— Start of Available data —

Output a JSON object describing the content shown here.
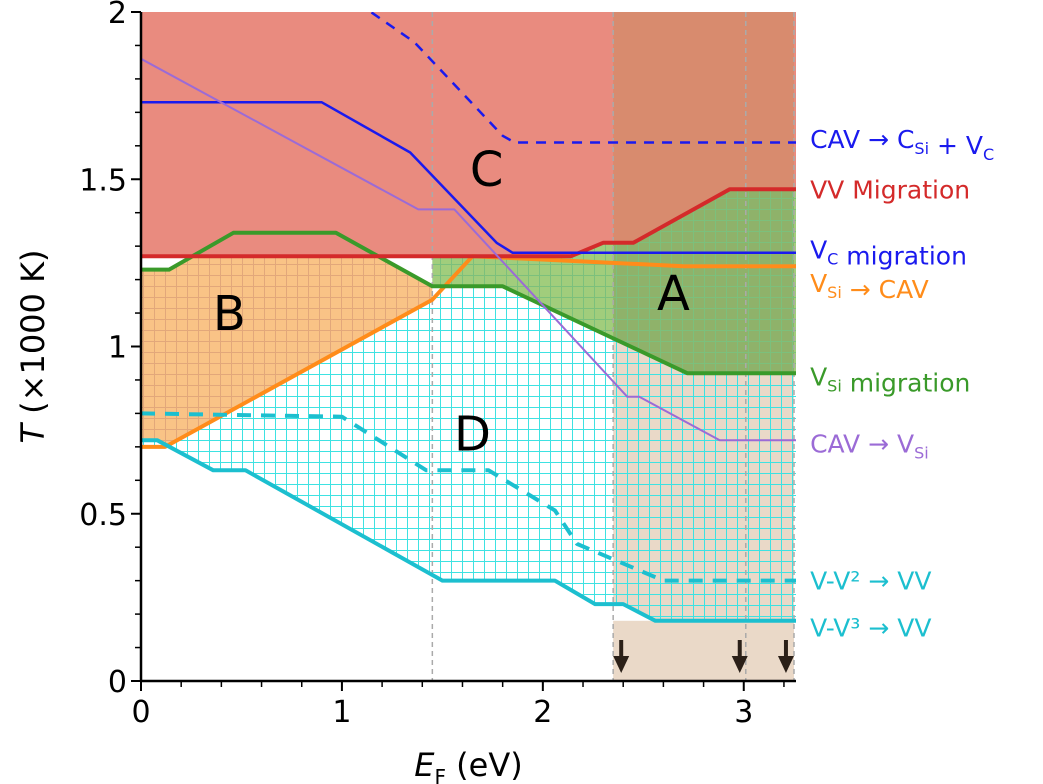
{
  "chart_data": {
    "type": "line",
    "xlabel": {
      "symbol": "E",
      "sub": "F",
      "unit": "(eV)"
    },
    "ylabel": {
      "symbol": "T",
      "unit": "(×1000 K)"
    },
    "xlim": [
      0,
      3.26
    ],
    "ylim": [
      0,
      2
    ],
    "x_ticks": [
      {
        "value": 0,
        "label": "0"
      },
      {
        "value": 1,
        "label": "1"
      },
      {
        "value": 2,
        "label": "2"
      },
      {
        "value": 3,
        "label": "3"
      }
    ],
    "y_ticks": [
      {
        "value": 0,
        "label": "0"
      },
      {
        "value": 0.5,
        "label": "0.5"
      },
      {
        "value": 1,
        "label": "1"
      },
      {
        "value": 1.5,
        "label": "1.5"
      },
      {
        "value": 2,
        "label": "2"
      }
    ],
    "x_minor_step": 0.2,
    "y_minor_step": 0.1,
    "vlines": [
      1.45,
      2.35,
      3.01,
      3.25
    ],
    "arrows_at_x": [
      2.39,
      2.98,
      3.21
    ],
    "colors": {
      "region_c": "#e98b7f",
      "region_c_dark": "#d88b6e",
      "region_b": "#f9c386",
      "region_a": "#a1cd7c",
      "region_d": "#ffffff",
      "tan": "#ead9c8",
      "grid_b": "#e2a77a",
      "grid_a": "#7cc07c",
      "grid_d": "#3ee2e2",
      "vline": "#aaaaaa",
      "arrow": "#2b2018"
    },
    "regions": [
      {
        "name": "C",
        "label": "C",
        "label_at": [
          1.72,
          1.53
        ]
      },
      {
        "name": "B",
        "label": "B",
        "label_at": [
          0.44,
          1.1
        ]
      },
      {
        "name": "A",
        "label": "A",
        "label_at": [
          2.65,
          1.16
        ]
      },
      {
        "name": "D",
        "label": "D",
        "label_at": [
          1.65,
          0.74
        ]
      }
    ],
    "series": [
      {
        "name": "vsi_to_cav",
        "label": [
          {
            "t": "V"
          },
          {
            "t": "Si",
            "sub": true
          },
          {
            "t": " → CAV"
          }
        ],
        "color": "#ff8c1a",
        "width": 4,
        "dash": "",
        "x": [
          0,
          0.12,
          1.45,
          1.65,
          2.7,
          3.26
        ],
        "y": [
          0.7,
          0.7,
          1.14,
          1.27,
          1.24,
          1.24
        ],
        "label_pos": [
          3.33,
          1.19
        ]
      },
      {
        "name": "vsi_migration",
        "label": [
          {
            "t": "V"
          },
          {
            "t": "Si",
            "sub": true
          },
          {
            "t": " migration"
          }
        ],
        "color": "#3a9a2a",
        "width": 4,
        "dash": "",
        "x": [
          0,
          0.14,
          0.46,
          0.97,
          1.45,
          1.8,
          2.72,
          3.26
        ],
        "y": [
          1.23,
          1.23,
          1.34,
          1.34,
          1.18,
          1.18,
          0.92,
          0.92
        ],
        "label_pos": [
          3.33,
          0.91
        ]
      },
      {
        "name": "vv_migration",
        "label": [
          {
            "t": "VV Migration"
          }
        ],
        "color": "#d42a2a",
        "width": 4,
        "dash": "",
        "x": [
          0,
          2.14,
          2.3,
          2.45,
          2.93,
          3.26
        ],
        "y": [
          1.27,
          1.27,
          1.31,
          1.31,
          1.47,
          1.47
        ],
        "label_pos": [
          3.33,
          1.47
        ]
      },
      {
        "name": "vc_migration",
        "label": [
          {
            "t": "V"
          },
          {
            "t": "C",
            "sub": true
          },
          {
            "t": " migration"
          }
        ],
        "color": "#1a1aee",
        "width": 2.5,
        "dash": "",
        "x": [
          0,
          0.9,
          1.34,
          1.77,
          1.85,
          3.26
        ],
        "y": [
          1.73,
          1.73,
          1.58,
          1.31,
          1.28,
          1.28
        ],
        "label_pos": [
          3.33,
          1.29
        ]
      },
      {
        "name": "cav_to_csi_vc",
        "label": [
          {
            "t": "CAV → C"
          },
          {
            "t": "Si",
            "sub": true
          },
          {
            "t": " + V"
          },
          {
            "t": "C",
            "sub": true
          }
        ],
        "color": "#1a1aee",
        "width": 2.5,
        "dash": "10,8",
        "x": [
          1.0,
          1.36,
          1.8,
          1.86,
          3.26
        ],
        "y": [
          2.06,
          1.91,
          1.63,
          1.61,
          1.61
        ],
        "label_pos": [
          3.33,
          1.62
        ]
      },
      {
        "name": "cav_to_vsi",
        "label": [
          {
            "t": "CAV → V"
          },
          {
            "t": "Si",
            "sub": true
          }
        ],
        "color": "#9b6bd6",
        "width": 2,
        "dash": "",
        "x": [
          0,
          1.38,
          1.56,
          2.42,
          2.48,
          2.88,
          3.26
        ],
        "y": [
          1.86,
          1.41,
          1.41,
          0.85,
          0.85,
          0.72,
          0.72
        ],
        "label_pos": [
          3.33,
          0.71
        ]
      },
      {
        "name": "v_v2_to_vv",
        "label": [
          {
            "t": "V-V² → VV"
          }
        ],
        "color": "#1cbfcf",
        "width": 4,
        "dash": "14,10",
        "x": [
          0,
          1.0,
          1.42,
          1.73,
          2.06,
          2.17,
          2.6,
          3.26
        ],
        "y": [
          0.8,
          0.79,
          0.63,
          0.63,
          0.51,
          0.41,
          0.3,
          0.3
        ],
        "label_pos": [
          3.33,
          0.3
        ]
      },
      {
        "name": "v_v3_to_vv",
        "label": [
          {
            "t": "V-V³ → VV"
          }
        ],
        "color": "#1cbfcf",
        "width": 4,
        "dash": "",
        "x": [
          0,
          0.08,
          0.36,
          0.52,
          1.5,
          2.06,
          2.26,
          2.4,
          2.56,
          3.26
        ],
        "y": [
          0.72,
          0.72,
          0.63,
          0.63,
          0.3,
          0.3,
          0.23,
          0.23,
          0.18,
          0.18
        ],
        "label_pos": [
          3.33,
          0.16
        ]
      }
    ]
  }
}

— End of Available data —

### The task:
Your copy should repeat each entry above exactly but contain no pictures.

### Task response:
Output a JSON object describing the content shown here.
{
  "chart_data": {
    "type": "line",
    "xlabel": {
      "symbol": "E",
      "sub": "F",
      "unit": "(eV)"
    },
    "ylabel": {
      "symbol": "T",
      "unit": "(×1000 K)"
    },
    "xlim": [
      0,
      3.26
    ],
    "ylim": [
      0,
      2
    ],
    "x_ticks": [
      {
        "value": 0,
        "label": "0"
      },
      {
        "value": 1,
        "label": "1"
      },
      {
        "value": 2,
        "label": "2"
      },
      {
        "value": 3,
        "label": "3"
      }
    ],
    "y_ticks": [
      {
        "value": 0,
        "label": "0"
      },
      {
        "value": 0.5,
        "label": "0.5"
      },
      {
        "value": 1,
        "label": "1"
      },
      {
        "value": 1.5,
        "label": "1.5"
      },
      {
        "value": 2,
        "label": "2"
      }
    ],
    "x_minor_step": 0.2,
    "y_minor_step": 0.1,
    "vlines": [
      1.45,
      2.35,
      3.01,
      3.25
    ],
    "arrows_at_x": [
      2.39,
      2.98,
      3.21
    ],
    "colors": {
      "region_c": "#e98b7f",
      "region_c_dark": "#d88b6e",
      "region_b": "#f9c386",
      "region_a": "#a1cd7c",
      "region_d": "#ffffff",
      "tan": "#ead9c8",
      "grid_b": "#e2a77a",
      "grid_a": "#7cc07c",
      "grid_d": "#3ee2e2",
      "vline": "#aaaaaa",
      "arrow": "#2b2018"
    },
    "regions": [
      {
        "name": "C",
        "label": "C",
        "label_at": [
          1.72,
          1.53
        ]
      },
      {
        "name": "B",
        "label": "B",
        "label_at": [
          0.44,
          1.1
        ]
      },
      {
        "name": "A",
        "label": "A",
        "label_at": [
          2.65,
          1.16
        ]
      },
      {
        "name": "D",
        "label": "D",
        "label_at": [
          1.65,
          0.74
        ]
      }
    ],
    "series": [
      {
        "name": "vsi_to_cav",
        "label": [
          {
            "t": "V"
          },
          {
            "t": "Si",
            "sub": true
          },
          {
            "t": " → CAV"
          }
        ],
        "color": "#ff8c1a",
        "width": 4,
        "dash": "",
        "x": [
          0,
          0.12,
          1.45,
          1.65,
          2.7,
          3.26
        ],
        "y": [
          0.7,
          0.7,
          1.14,
          1.27,
          1.24,
          1.24
        ],
        "label_pos": [
          3.33,
          1.19
        ]
      },
      {
        "name": "vsi_migration",
        "label": [
          {
            "t": "V"
          },
          {
            "t": "Si",
            "sub": true
          },
          {
            "t": " migration"
          }
        ],
        "color": "#3a9a2a",
        "width": 4,
        "dash": "",
        "x": [
          0,
          0.14,
          0.46,
          0.97,
          1.45,
          1.8,
          2.72,
          3.26
        ],
        "y": [
          1.23,
          1.23,
          1.34,
          1.34,
          1.18,
          1.18,
          0.92,
          0.92
        ],
        "label_pos": [
          3.33,
          0.91
        ]
      },
      {
        "name": "vv_migration",
        "label": [
          {
            "t": "VV Migration"
          }
        ],
        "color": "#d42a2a",
        "width": 4,
        "dash": "",
        "x": [
          0,
          2.14,
          2.3,
          2.45,
          2.93,
          3.26
        ],
        "y": [
          1.27,
          1.27,
          1.31,
          1.31,
          1.47,
          1.47
        ],
        "label_pos": [
          3.33,
          1.47
        ]
      },
      {
        "name": "vc_migration",
        "label": [
          {
            "t": "V"
          },
          {
            "t": "C",
            "sub": true
          },
          {
            "t": " migration"
          }
        ],
        "color": "#1a1aee",
        "width": 2.5,
        "dash": "",
        "x": [
          0,
          0.9,
          1.34,
          1.77,
          1.85,
          3.26
        ],
        "y": [
          1.73,
          1.73,
          1.58,
          1.31,
          1.28,
          1.28
        ],
        "label_pos": [
          3.33,
          1.29
        ]
      },
      {
        "name": "cav_to_csi_vc",
        "label": [
          {
            "t": "CAV → C"
          },
          {
            "t": "Si",
            "sub": true
          },
          {
            "t": " + V"
          },
          {
            "t": "C",
            "sub": true
          }
        ],
        "color": "#1a1aee",
        "width": 2.5,
        "dash": "10,8",
        "x": [
          1.0,
          1.36,
          1.8,
          1.86,
          3.26
        ],
        "y": [
          2.06,
          1.91,
          1.63,
          1.61,
          1.61
        ],
        "label_pos": [
          3.33,
          1.62
        ]
      },
      {
        "name": "cav_to_vsi",
        "label": [
          {
            "t": "CAV → V"
          },
          {
            "t": "Si",
            "sub": true
          }
        ],
        "color": "#9b6bd6",
        "width": 2,
        "dash": "",
        "x": [
          0,
          1.38,
          1.56,
          2.42,
          2.48,
          2.88,
          3.26
        ],
        "y": [
          1.86,
          1.41,
          1.41,
          0.85,
          0.85,
          0.72,
          0.72
        ],
        "label_pos": [
          3.33,
          0.71
        ]
      },
      {
        "name": "v_v2_to_vv",
        "label": [
          {
            "t": "V-V² → VV"
          }
        ],
        "color": "#1cbfcf",
        "width": 4,
        "dash": "14,10",
        "x": [
          0,
          1.0,
          1.42,
          1.73,
          2.06,
          2.17,
          2.6,
          3.26
        ],
        "y": [
          0.8,
          0.79,
          0.63,
          0.63,
          0.51,
          0.41,
          0.3,
          0.3
        ],
        "label_pos": [
          3.33,
          0.3
        ]
      },
      {
        "name": "v_v3_to_vv",
        "label": [
          {
            "t": "V-V³ → VV"
          }
        ],
        "color": "#1cbfcf",
        "width": 4,
        "dash": "",
        "x": [
          0,
          0.08,
          0.36,
          0.52,
          1.5,
          2.06,
          2.26,
          2.4,
          2.56,
          3.26
        ],
        "y": [
          0.72,
          0.72,
          0.63,
          0.63,
          0.3,
          0.3,
          0.23,
          0.23,
          0.18,
          0.18
        ],
        "label_pos": [
          3.33,
          0.16
        ]
      }
    ]
  }
}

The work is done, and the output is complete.